Exercise task — Drop every picture, then transcribe the remaining data exactly.
-- begin --
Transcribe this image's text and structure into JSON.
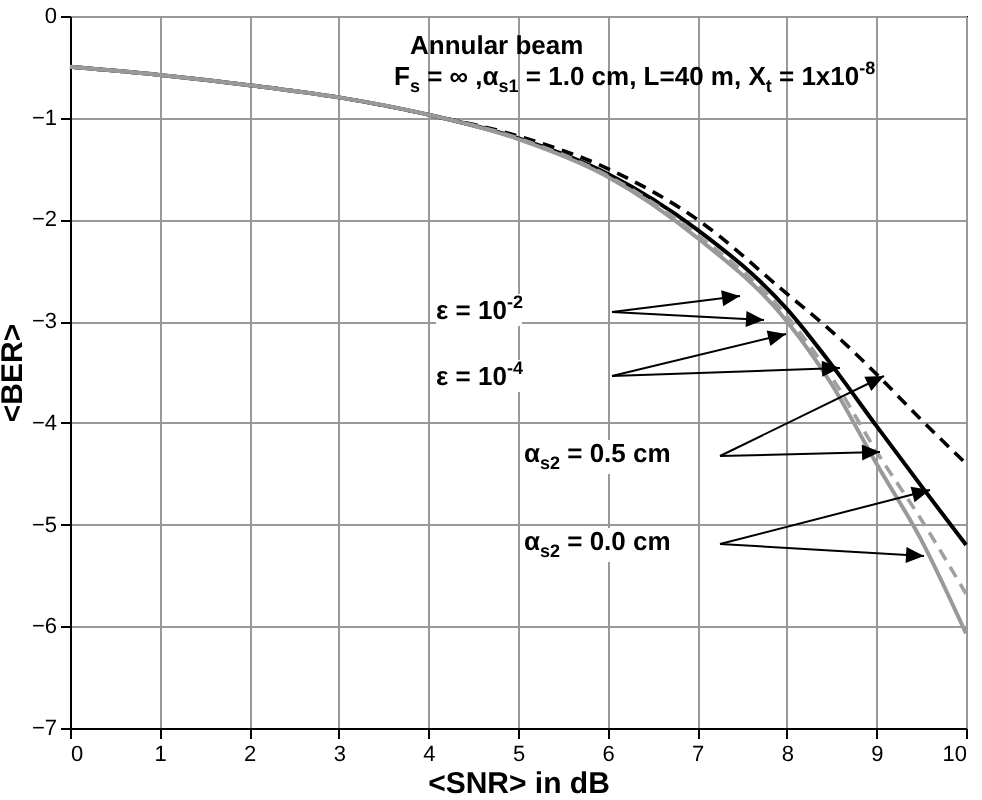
{
  "chart_data": {
    "type": "line",
    "title": "Annular  beam",
    "subtitle": "F$_{s}$ = ∞ ,α$_{s1}$ = 1.0 cm, L=40 m, X$_{t}$ =  1x10$^{-8}$",
    "xlabel": "<SNR>  in dB",
    "ylabel": "<BER>",
    "x": [
      0,
      1,
      2,
      3,
      4,
      5,
      6,
      7,
      8,
      8.5,
      9,
      9.5,
      10
    ],
    "series": [
      {
        "color": "#000000",
        "line_style": "dashed",
        "values": [
          -0.5,
          -0.58,
          -0.68,
          -0.8,
          -0.97,
          -1.18,
          -1.5,
          -2.0,
          -2.73,
          -3.1,
          -3.52,
          -3.97,
          -4.4
        ]
      },
      {
        "color": "#000000",
        "line_style": "solid",
        "values": [
          -0.5,
          -0.58,
          -0.68,
          -0.8,
          -0.97,
          -1.2,
          -1.55,
          -2.1,
          -2.88,
          -3.43,
          -4.03,
          -4.62,
          -5.2
        ]
      },
      {
        "color": "#a0a0a0",
        "line_style": "dashed",
        "values": [
          -0.5,
          -0.58,
          -0.68,
          -0.8,
          -0.97,
          -1.2,
          -1.57,
          -2.15,
          -2.95,
          -3.55,
          -4.28,
          -4.95,
          -5.68
        ]
      },
      {
        "color": "#999999",
        "line_style": "solid",
        "values": [
          -0.5,
          -0.58,
          -0.68,
          -0.8,
          -0.97,
          -1.21,
          -1.58,
          -2.18,
          -3.0,
          -3.62,
          -4.4,
          -5.15,
          -6.07
        ]
      }
    ],
    "xlim": [
      0,
      10
    ],
    "xticks": [
      0,
      1,
      2,
      3,
      4,
      5,
      6,
      7,
      8,
      9,
      10
    ],
    "ylim": [
      -7,
      0
    ],
    "yticks": [
      -7,
      -6,
      -5,
      -4,
      -3,
      -2,
      -1,
      0
    ],
    "grid": true,
    "annotations": [
      "ε =  10$^{-2}$",
      "ε =  10$^{-4}$",
      "α$_{s2}$ = 0.5 cm",
      "α$_{s2}$ = 0.0 cm"
    ]
  }
}
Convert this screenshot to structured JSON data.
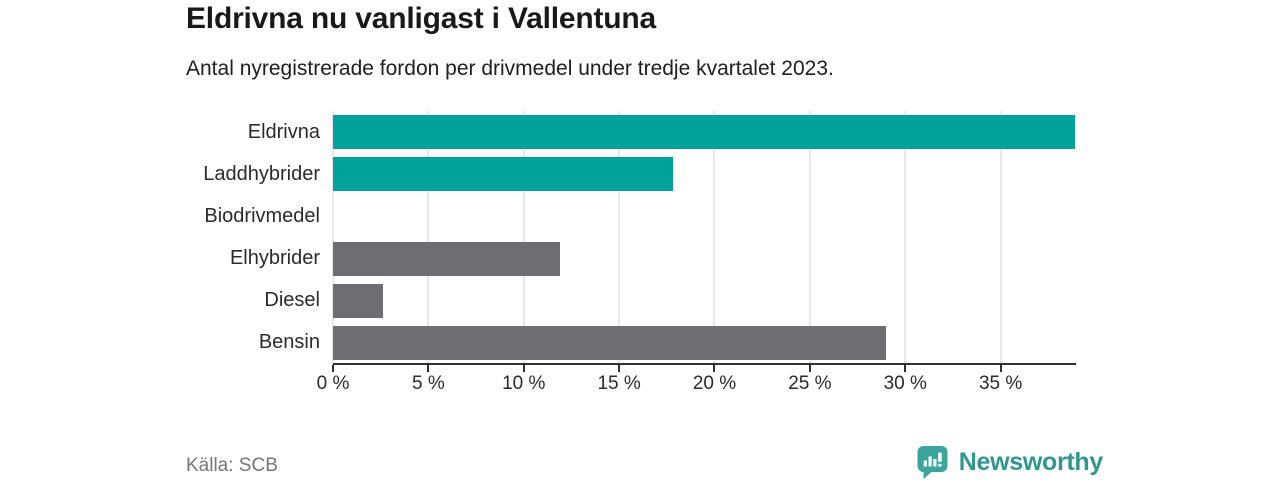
{
  "title": "Eldrivna nu vanligast i Vallentuna",
  "subtitle": "Antal nyregistrerade fordon per drivmedel under tredje kvartalet 2023.",
  "source": "Källa: SCB",
  "brand": {
    "name": "Newsworthy",
    "icon": "newsworthy-chart-pin-icon",
    "text_color": "#2f9690",
    "icon_color": "#3ba49c"
  },
  "colors": {
    "accent_teal": "#00a29a",
    "neutral_gray": "#6d6d72",
    "gridline": "#e8e8e8",
    "axis": "#303030",
    "text_dark": "#191919",
    "text_muted": "#75757b"
  },
  "chart_data": {
    "type": "bar",
    "orientation": "horizontal",
    "title": "Eldrivna nu vanligast i Vallentuna",
    "subtitle": "Antal nyregistrerade fordon per drivmedel under tredje kvartalet 2023.",
    "categories": [
      "Eldrivna",
      "Laddhybrider",
      "Biodrivmedel",
      "Elhybrider",
      "Diesel",
      "Bensin"
    ],
    "values": [
      38.9,
      17.8,
      0,
      11.9,
      2.6,
      29.0
    ],
    "bar_colors": [
      "#00a29a",
      "#00a29a",
      "#00a29a",
      "#6d6d72",
      "#6d6d72",
      "#6d6d72"
    ],
    "unit": "%",
    "xlim": [
      0,
      38.9
    ],
    "xticks": [
      0,
      5,
      10,
      15,
      20,
      25,
      30,
      35
    ],
    "xtick_labels": [
      "0 %",
      "5 %",
      "10 %",
      "15 %",
      "20 %",
      "25 %",
      "30 %",
      "35 %"
    ],
    "grid": true,
    "legend": false,
    "data_labels": false
  }
}
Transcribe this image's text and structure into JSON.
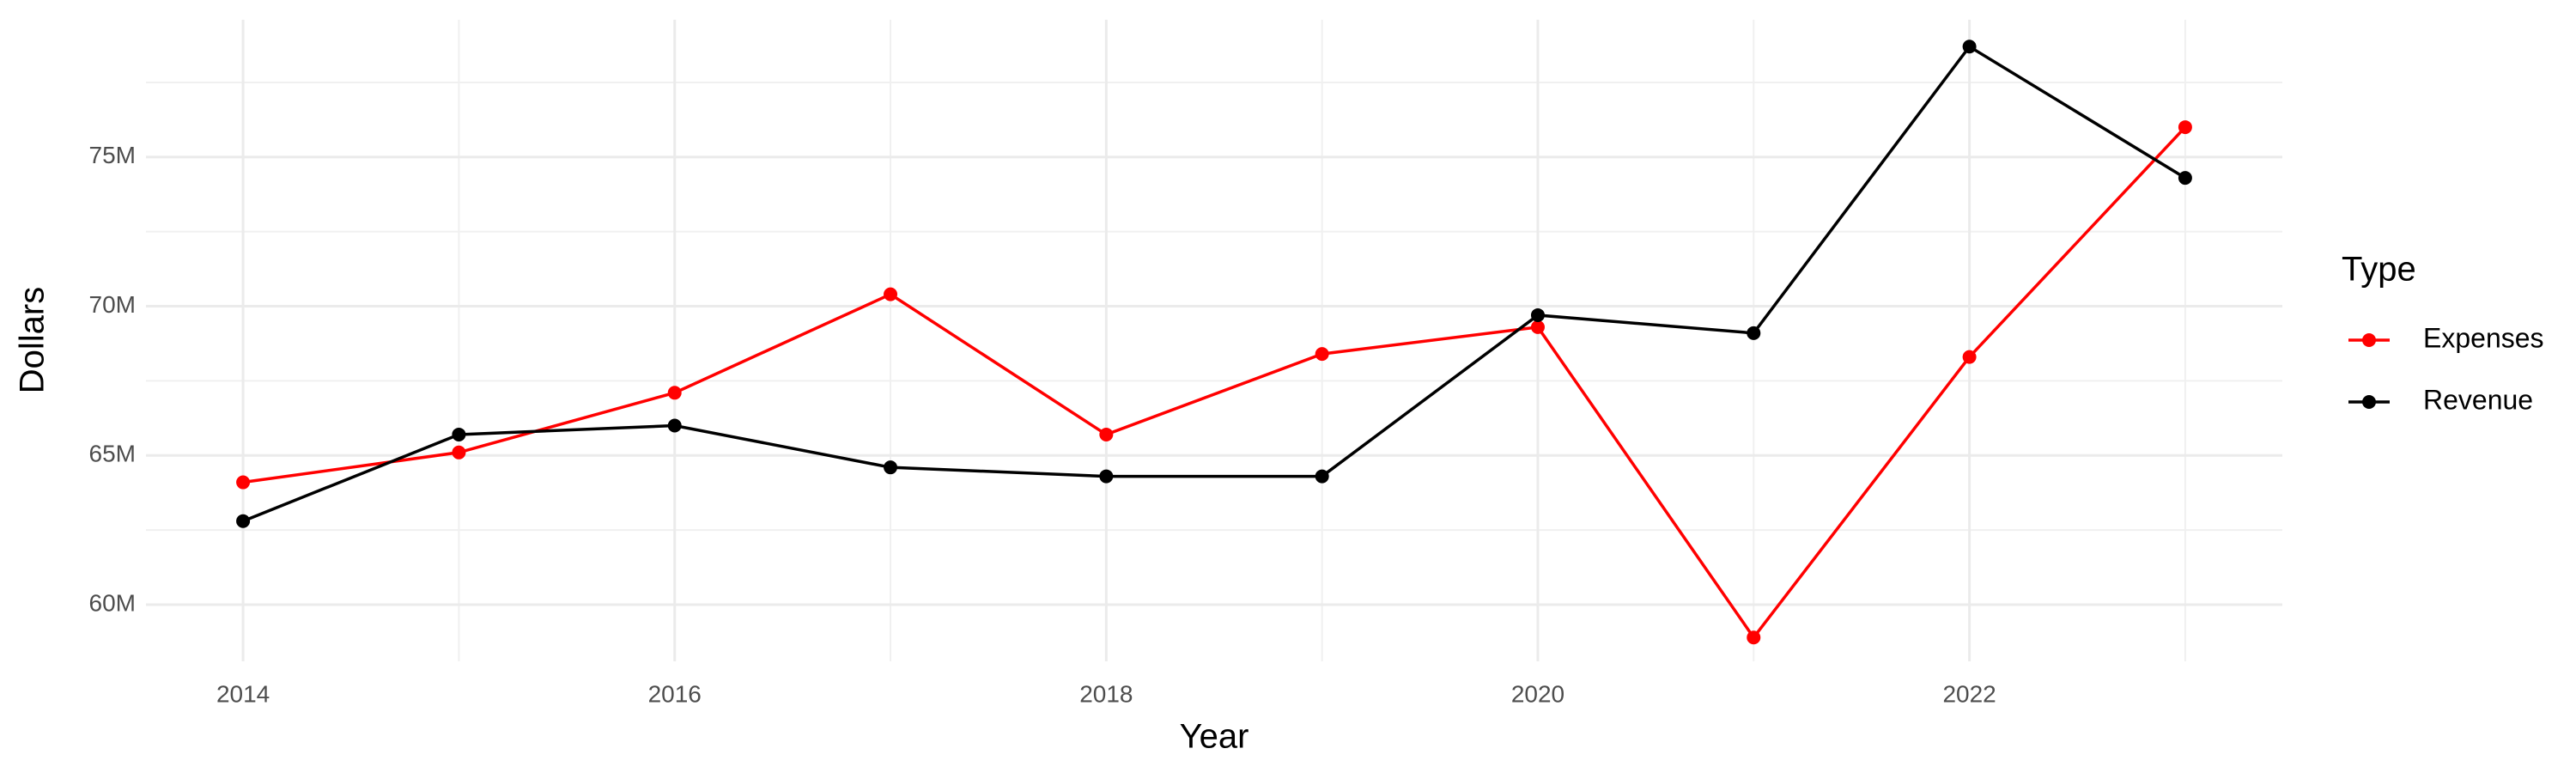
-- end --
Result —
Transcribe this image's text and structure into JSON.
{
  "chart_data": {
    "type": "line",
    "title": "Annular  beam",
    "subtitle": "F$_{s}$ = ∞ ,α$_{s1}$ = 1.0 cm, L=40 m, X$_{t}$ =  1x10$^{-8}$",
    "xlabel": "<SNR>  in dB",
    "ylabel": "<BER>",
    "x": [
      0,
      1,
      2,
      3,
      4,
      5,
      6,
      7,
      8,
      8.5,
      9,
      9.5,
      10
    ],
    "series": [
      {
        "color": "#000000",
        "line_style": "dashed",
        "values": [
          -0.5,
          -0.58,
          -0.68,
          -0.8,
          -0.97,
          -1.18,
          -1.5,
          -2.0,
          -2.73,
          -3.1,
          -3.52,
          -3.97,
          -4.4
        ]
      },
      {
        "color": "#000000",
        "line_style": "solid",
        "values": [
          -0.5,
          -0.58,
          -0.68,
          -0.8,
          -0.97,
          -1.2,
          -1.55,
          -2.1,
          -2.88,
          -3.43,
          -4.03,
          -4.62,
          -5.2
        ]
      },
      {
        "color": "#a0a0a0",
        "line_style": "dashed",
        "values": [
          -0.5,
          -0.58,
          -0.68,
          -0.8,
          -0.97,
          -1.2,
          -1.57,
          -2.15,
          -2.95,
          -3.55,
          -4.28,
          -4.95,
          -5.68
        ]
      },
      {
        "color": "#999999",
        "line_style": "solid",
        "values": [
          -0.5,
          -0.58,
          -0.68,
          -0.8,
          -0.97,
          -1.21,
          -1.58,
          -2.18,
          -3.0,
          -3.62,
          -4.4,
          -5.15,
          -6.07
        ]
      }
    ],
    "xlim": [
      0,
      10
    ],
    "xticks": [
      0,
      1,
      2,
      3,
      4,
      5,
      6,
      7,
      8,
      9,
      10
    ],
    "ylim": [
      -7,
      0
    ],
    "yticks": [
      -7,
      -6,
      -5,
      -4,
      -3,
      -2,
      -1,
      0
    ],
    "grid": true,
    "annotations": [
      "ε =  10$^{-2}$",
      "ε =  10$^{-4}$",
      "α$_{s2}$ = 0.5 cm",
      "α$_{s2}$ = 0.0 cm"
    ]
  }
}
Convert this screenshot to structured JSON data.
{
  "title": "Eldrivna nu vanligast i Vallentuna",
  "subtitle": "Antal nyregistrerade fordon per drivmedel under tredje kvartalet 2023.",
  "source": "Källa: SCB",
  "brand": {
    "name": "Newsworthy",
    "icon": "newsworthy-chart-pin-icon",
    "text_color": "#2f9690",
    "icon_color": "#3ba49c"
  },
  "colors": {
    "accent_teal": "#00a29a",
    "neutral_gray": "#6d6d72",
    "gridline": "#e8e8e8",
    "axis": "#303030",
    "text_dark": "#191919",
    "text_muted": "#75757b"
  },
  "chart_data": {
    "type": "bar",
    "orientation": "horizontal",
    "title": "Eldrivna nu vanligast i Vallentuna",
    "subtitle": "Antal nyregistrerade fordon per drivmedel under tredje kvartalet 2023.",
    "categories": [
      "Eldrivna",
      "Laddhybrider",
      "Biodrivmedel",
      "Elhybrider",
      "Diesel",
      "Bensin"
    ],
    "values": [
      38.9,
      17.8,
      0,
      11.9,
      2.6,
      29.0
    ],
    "bar_colors": [
      "#00a29a",
      "#00a29a",
      "#00a29a",
      "#6d6d72",
      "#6d6d72",
      "#6d6d72"
    ],
    "unit": "%",
    "xlim": [
      0,
      38.9
    ],
    "xticks": [
      0,
      5,
      10,
      15,
      20,
      25,
      30,
      35
    ],
    "xtick_labels": [
      "0 %",
      "5 %",
      "10 %",
      "15 %",
      "20 %",
      "25 %",
      "30 %",
      "35 %"
    ],
    "grid": true,
    "legend": false,
    "data_labels": false
  }
}
Transcribe this image's text and structure into JSON.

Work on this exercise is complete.